Figure record extracts
━━━━━━━━━━━━━━━━━━━━
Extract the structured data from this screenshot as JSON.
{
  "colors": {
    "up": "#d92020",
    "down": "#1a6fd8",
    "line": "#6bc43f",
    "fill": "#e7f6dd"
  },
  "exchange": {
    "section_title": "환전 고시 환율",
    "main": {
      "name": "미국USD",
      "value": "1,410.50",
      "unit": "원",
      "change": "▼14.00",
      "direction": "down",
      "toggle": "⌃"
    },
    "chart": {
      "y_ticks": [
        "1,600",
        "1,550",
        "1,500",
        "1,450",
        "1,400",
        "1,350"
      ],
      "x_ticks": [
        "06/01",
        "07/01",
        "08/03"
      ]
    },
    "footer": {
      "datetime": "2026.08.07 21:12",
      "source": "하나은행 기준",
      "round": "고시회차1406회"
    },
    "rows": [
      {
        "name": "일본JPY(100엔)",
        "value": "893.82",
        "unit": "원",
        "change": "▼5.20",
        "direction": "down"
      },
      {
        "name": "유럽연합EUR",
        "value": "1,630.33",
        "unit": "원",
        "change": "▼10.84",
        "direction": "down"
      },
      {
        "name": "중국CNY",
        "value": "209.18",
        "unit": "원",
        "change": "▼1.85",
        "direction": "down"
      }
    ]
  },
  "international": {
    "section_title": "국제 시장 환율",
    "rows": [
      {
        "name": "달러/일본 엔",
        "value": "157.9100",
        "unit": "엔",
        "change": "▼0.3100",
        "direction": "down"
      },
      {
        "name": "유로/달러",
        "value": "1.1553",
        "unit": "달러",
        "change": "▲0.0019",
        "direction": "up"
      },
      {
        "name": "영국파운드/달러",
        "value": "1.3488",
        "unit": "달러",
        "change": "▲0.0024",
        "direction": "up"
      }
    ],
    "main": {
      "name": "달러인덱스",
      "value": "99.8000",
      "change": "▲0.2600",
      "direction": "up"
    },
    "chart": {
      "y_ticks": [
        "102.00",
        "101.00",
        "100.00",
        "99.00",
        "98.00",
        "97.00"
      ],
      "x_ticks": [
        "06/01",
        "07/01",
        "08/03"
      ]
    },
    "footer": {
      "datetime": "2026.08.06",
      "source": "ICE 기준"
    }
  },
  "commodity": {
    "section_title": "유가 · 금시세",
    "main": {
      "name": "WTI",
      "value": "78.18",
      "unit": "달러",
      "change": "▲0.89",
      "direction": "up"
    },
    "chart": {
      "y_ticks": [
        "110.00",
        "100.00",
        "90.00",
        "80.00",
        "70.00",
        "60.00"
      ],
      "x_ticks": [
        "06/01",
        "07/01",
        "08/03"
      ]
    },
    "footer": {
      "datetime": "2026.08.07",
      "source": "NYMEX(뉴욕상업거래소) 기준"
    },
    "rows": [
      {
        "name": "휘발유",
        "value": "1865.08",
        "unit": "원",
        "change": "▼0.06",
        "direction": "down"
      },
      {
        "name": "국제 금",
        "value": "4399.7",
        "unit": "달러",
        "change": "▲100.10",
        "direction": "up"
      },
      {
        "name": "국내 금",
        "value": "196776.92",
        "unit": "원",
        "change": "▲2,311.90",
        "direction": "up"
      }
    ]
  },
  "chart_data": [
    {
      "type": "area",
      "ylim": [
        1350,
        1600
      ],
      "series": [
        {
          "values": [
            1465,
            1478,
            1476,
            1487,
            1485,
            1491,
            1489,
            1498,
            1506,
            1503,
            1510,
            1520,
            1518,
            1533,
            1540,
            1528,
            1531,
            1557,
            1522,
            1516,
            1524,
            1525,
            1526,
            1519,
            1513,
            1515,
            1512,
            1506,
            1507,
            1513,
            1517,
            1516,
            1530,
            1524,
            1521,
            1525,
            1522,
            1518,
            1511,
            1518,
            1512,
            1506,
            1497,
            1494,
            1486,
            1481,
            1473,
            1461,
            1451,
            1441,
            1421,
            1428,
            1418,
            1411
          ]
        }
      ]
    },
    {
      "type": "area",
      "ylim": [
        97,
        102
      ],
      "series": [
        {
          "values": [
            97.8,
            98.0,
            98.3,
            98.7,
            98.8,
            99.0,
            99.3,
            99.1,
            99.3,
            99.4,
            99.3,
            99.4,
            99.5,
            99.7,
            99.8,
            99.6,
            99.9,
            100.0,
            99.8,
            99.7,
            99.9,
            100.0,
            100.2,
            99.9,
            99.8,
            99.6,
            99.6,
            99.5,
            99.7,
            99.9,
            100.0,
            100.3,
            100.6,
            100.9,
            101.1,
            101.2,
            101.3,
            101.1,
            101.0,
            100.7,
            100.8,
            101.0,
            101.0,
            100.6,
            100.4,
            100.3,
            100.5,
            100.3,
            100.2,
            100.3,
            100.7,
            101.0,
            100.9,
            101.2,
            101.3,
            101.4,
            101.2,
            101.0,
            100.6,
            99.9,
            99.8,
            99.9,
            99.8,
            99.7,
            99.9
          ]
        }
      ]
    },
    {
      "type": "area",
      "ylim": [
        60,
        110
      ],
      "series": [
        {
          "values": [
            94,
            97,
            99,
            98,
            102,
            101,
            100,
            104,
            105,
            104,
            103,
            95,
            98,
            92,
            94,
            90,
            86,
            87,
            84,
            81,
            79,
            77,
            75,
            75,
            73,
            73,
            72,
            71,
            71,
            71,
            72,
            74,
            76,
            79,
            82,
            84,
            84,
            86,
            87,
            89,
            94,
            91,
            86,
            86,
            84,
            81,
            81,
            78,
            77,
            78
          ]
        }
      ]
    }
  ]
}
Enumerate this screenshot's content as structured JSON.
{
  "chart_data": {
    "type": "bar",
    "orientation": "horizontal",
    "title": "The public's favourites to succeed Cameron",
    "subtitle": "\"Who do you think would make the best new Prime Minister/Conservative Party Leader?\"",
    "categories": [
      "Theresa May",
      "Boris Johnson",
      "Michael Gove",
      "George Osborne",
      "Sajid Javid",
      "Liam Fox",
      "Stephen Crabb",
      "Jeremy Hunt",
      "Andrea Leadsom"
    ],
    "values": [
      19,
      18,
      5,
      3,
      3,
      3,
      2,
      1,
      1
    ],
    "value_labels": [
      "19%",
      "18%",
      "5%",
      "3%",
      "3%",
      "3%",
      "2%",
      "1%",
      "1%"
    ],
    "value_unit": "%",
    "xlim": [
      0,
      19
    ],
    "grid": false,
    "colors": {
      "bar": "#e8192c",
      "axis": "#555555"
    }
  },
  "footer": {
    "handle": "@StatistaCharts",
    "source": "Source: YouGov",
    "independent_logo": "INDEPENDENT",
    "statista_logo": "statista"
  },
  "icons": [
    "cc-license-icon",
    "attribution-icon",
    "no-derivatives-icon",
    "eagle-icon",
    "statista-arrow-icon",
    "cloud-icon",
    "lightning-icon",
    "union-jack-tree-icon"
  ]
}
━━━━━━━━━━━━━━━━━━━━
## WHAT IS EXPECTED
Copy every line of the material, please, keeping it exactly the same.

## FULL RESPONSE
Extract the structured data from this screenshot as JSON.
{
  "colors": {
    "up": "#d92020",
    "down": "#1a6fd8",
    "line": "#6bc43f",
    "fill": "#e7f6dd"
  },
  "exchange": {
    "section_title": "환전 고시 환율",
    "main": {
      "name": "미국USD",
      "value": "1,410.50",
      "unit": "원",
      "change": "▼14.00",
      "direction": "down",
      "toggle": "⌃"
    },
    "chart": {
      "y_ticks": [
        "1,600",
        "1,550",
        "1,500",
        "1,450",
        "1,400",
        "1,350"
      ],
      "x_ticks": [
        "06/01",
        "07/01",
        "08/03"
      ]
    },
    "footer": {
      "datetime": "2026.08.07 21:12",
      "source": "하나은행 기준",
      "round": "고시회차1406회"
    },
    "rows": [
      {
        "name": "일본JPY(100엔)",
        "value": "893.82",
        "unit": "원",
        "change": "▼5.20",
        "direction": "down"
      },
      {
        "name": "유럽연합EUR",
        "value": "1,630.33",
        "unit": "원",
        "change": "▼10.84",
        "direction": "down"
      },
      {
        "name": "중국CNY",
        "value": "209.18",
        "unit": "원",
        "change": "▼1.85",
        "direction": "down"
      }
    ]
  },
  "international": {
    "section_title": "국제 시장 환율",
    "rows": [
      {
        "name": "달러/일본 엔",
        "value": "157.9100",
        "unit": "엔",
        "change": "▼0.3100",
        "direction": "down"
      },
      {
        "name": "유로/달러",
        "value": "1.1553",
        "unit": "달러",
        "change": "▲0.0019",
        "direction": "up"
      },
      {
        "name": "영국파운드/달러",
        "value": "1.3488",
        "unit": "달러",
        "change": "▲0.0024",
        "direction": "up"
      }
    ],
    "main": {
      "name": "달러인덱스",
      "value": "99.8000",
      "change": "▲0.2600",
      "direction": "up"
    },
    "chart": {
      "y_ticks": [
        "102.00",
        "101.00",
        "100.00",
        "99.00",
        "98.00",
        "97.00"
      ],
      "x_ticks": [
        "06/01",
        "07/01",
        "08/03"
      ]
    },
    "footer": {
      "datetime": "2026.08.06",
      "source": "ICE 기준"
    }
  },
  "commodity": {
    "section_title": "유가 · 금시세",
    "main": {
      "name": "WTI",
      "value": "78.18",
      "unit": "달러",
      "change": "▲0.89",
      "direction": "up"
    },
    "chart": {
      "y_ticks": [
        "110.00",
        "100.00",
        "90.00",
        "80.00",
        "70.00",
        "60.00"
      ],
      "x_ticks": [
        "06/01",
        "07/01",
        "08/03"
      ]
    },
    "footer": {
      "datetime": "2026.08.07",
      "source": "NYMEX(뉴욕상업거래소) 기준"
    },
    "rows": [
      {
        "name": "휘발유",
        "value": "1865.08",
        "unit": "원",
        "change": "▼0.06",
        "direction": "down"
      },
      {
        "name": "국제 금",
        "value": "4399.7",
        "unit": "달러",
        "change": "▲100.10",
        "direction": "up"
      },
      {
        "name": "국내 금",
        "value": "196776.92",
        "unit": "원",
        "change": "▲2,311.90",
        "direction": "up"
      }
    ]
  },
  "chart_data": [
    {
      "type": "area",
      "ylim": [
        1350,
        1600
      ],
      "series": [
        {
          "values": [
            1465,
            1478,
            1476,
            1487,
            1485,
            1491,
            1489,
            1498,
            1506,
            1503,
            1510,
            1520,
            1518,
            1533,
            1540,
            1528,
            1531,
            1557,
            1522,
            1516,
            1524,
            1525,
            1526,
            1519,
            1513,
            1515,
            1512,
            1506,
            1507,
            1513,
            1517,
            1516,
            1530,
            1524,
            1521,
            1525,
            1522,
            1518,
            1511,
            1518,
            1512,
            1506,
            1497,
            1494,
            1486,
            1481,
            1473,
            1461,
            1451,
            1441,
            1421,
            1428,
            1418,
            1411
          ]
        }
      ]
    },
    {
      "type": "area",
      "ylim": [
        97,
        102
      ],
      "series": [
        {
          "values": [
            97.8,
            98.0,
            98.3,
            98.7,
            98.8,
            99.0,
            99.3,
            99.1,
            99.3,
            99.4,
            99.3,
            99.4,
            99.5,
            99.7,
            99.8,
            99.6,
            99.9,
            100.0,
            99.8,
            99.7,
            99.9,
            100.0,
            100.2,
            99.9,
            99.8,
            99.6,
            99.6,
            99.5,
            99.7,
            99.9,
            100.0,
            100.3,
            100.6,
            100.9,
            101.1,
            101.2,
            101.3,
            101.1,
            101.0,
            100.7,
            100.8,
            101.0,
            101.0,
            100.6,
            100.4,
            100.3,
            100.5,
            100.3,
            100.2,
            100.3,
            100.7,
            101.0,
            100.9,
            101.2,
            101.3,
            101.4,
            101.2,
            101.0,
            100.6,
            99.9,
            99.8,
            99.9,
            99.8,
            99.7,
            99.9
          ]
        }
      ]
    },
    {
      "type": "area",
      "ylim": [
        60,
        110
      ],
      "series": [
        {
          "values": [
            94,
            97,
            99,
            98,
            102,
            101,
            100,
            104,
            105,
            104,
            103,
            95,
            98,
            92,
            94,
            90,
            86,
            87,
            84,
            81,
            79,
            77,
            75,
            75,
            73,
            73,
            72,
            71,
            71,
            71,
            72,
            74,
            76,
            79,
            82,
            84,
            84,
            86,
            87,
            89,
            94,
            91,
            86,
            86,
            84,
            81,
            81,
            78,
            77,
            78
          ]
        }
      ]
    }
  ]
}
Enumerate this screenshot's content as structured JSON.
{
  "chart_data": {
    "type": "bar",
    "orientation": "horizontal",
    "title": "The public's favourites to succeed Cameron",
    "subtitle": "\"Who do you think would make the best new Prime Minister/Conservative Party Leader?\"",
    "categories": [
      "Theresa May",
      "Boris Johnson",
      "Michael Gove",
      "George Osborne",
      "Sajid Javid",
      "Liam Fox",
      "Stephen Crabb",
      "Jeremy Hunt",
      "Andrea Leadsom"
    ],
    "values": [
      19,
      18,
      5,
      3,
      3,
      3,
      2,
      1,
      1
    ],
    "value_labels": [
      "19%",
      "18%",
      "5%",
      "3%",
      "3%",
      "3%",
      "2%",
      "1%",
      "1%"
    ],
    "value_unit": "%",
    "xlim": [
      0,
      19
    ],
    "grid": false,
    "colors": {
      "bar": "#e8192c",
      "axis": "#555555"
    }
  },
  "footer": {
    "handle": "@StatistaCharts",
    "source": "Source: YouGov",
    "independent_logo": "INDEPENDENT",
    "statista_logo": "statista"
  },
  "icons": [
    "cc-license-icon",
    "attribution-icon",
    "no-derivatives-icon",
    "eagle-icon",
    "statista-arrow-icon",
    "cloud-icon",
    "lightning-icon",
    "union-jack-tree-icon"
  ]
}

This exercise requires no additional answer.